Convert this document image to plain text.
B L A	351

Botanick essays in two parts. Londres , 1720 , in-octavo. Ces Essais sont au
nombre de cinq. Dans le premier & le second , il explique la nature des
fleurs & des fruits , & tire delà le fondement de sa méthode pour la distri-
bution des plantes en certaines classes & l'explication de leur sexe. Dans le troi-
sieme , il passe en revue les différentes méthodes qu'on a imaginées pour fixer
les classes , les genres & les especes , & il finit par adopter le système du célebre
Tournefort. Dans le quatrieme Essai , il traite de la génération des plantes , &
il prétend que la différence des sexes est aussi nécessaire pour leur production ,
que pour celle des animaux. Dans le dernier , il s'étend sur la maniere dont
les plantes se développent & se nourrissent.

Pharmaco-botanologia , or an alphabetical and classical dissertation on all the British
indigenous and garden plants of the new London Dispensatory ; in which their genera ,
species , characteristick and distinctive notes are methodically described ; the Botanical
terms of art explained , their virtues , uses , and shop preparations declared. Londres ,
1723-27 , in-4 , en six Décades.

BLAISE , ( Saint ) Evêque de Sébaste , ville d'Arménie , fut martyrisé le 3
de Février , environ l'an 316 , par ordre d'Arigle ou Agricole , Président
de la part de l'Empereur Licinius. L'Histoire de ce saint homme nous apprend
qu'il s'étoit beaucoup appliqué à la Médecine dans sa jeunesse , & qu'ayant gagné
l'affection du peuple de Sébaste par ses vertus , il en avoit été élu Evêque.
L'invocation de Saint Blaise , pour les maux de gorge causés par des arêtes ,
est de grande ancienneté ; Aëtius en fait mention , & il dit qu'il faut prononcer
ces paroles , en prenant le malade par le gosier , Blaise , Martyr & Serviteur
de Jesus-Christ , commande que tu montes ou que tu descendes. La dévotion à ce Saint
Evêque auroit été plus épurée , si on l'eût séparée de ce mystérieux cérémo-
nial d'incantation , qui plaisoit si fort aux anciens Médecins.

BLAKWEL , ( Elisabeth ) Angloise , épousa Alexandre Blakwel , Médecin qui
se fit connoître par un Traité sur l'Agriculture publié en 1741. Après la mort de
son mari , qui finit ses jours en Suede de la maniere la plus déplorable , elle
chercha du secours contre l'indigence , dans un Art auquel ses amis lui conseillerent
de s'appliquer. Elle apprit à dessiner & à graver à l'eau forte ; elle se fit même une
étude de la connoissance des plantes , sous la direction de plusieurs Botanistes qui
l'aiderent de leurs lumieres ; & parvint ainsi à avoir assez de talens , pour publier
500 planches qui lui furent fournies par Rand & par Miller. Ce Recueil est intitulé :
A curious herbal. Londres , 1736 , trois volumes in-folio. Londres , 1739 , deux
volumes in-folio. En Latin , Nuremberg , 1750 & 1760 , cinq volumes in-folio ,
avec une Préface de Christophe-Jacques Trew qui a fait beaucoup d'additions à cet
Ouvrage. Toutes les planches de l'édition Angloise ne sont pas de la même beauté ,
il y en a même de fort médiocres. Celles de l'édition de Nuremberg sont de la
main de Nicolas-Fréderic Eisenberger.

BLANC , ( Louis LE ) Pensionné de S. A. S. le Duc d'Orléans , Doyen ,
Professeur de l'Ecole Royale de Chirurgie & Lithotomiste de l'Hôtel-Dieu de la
————
GIVEN PROBLEM:
Count how many lines of the material hold the string "Evêque". Give the number and nothing more.

EXERCISE SOLUTION:
3